● **What you will do**
Collect each line of the records containing the string "Grupo".

(Rows from a dataset)
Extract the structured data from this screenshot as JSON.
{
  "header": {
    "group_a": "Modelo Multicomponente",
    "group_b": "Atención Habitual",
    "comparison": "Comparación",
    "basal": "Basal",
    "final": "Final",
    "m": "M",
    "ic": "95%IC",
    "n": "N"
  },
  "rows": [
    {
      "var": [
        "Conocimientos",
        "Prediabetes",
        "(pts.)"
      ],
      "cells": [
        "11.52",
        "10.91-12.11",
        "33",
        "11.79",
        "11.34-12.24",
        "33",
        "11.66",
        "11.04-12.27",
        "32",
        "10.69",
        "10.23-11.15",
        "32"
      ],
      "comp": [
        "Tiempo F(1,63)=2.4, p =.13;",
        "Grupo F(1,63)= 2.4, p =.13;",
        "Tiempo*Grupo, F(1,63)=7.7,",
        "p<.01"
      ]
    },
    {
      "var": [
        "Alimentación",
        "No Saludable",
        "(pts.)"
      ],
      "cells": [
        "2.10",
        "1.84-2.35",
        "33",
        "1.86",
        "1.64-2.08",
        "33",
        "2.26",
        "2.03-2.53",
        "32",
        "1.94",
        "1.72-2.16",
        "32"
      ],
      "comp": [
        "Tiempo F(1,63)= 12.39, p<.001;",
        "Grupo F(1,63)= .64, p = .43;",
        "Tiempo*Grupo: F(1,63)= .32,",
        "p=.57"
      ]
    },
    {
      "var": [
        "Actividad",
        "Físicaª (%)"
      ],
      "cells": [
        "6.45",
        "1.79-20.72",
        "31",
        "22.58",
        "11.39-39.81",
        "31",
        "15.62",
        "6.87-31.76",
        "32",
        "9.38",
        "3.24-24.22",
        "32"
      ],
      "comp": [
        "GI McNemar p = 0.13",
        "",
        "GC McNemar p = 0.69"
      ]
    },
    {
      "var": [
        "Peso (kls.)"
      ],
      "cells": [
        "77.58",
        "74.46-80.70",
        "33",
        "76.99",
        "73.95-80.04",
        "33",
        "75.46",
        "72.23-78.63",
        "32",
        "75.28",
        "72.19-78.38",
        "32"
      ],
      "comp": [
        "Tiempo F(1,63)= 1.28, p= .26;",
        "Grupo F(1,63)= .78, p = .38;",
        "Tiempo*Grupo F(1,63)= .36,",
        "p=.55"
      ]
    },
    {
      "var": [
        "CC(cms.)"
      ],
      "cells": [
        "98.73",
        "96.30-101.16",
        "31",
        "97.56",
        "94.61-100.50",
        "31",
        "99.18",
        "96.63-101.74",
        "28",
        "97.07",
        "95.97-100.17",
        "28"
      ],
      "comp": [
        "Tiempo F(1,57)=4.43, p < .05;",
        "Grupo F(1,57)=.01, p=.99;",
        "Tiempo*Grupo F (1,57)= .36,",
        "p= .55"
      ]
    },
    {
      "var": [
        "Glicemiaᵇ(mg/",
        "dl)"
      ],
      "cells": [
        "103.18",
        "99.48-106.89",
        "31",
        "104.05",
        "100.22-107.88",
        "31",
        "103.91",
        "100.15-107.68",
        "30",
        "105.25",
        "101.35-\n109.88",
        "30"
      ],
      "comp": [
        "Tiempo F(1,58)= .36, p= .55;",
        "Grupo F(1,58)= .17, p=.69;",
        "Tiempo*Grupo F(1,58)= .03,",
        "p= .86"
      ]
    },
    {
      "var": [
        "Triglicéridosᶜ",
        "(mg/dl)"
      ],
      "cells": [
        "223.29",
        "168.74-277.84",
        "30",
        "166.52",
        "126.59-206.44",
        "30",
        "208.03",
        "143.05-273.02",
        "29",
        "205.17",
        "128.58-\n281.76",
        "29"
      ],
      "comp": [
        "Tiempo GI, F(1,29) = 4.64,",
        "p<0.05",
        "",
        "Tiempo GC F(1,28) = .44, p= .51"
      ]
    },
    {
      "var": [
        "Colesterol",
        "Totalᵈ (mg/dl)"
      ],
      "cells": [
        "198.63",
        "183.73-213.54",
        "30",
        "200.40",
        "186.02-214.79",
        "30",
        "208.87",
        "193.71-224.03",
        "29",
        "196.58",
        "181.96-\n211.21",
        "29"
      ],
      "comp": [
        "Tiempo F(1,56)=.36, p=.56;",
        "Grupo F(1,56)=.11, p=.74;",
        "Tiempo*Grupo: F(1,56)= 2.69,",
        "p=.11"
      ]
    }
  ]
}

● **Solution to this problem**
        "Grupo F(1,63)= 2.4, p =.13;",
        "Tiempo*Grupo, F(1,63)=7.7,",
        "Grupo F(1,63)= .64, p = .43;",
        "Tiempo*Grupo: F(1,63)= .32,",
        "Grupo F(1,63)= .78, p = .38;",
        "Tiempo*Grupo F(1,63)= .36,",
        "Grupo F(1,57)=.01, p=.99;",
        "Tiempo*Grupo F (1,57)= .36,",
        "Grupo F(1,58)= .17, p=.69;",
        "Tiempo*Grupo F(1,58)= .03,",
        "Grupo F(1,56)=.11, p=.74;",
        "Tiempo*Grupo: F(1,56)= 2.69,",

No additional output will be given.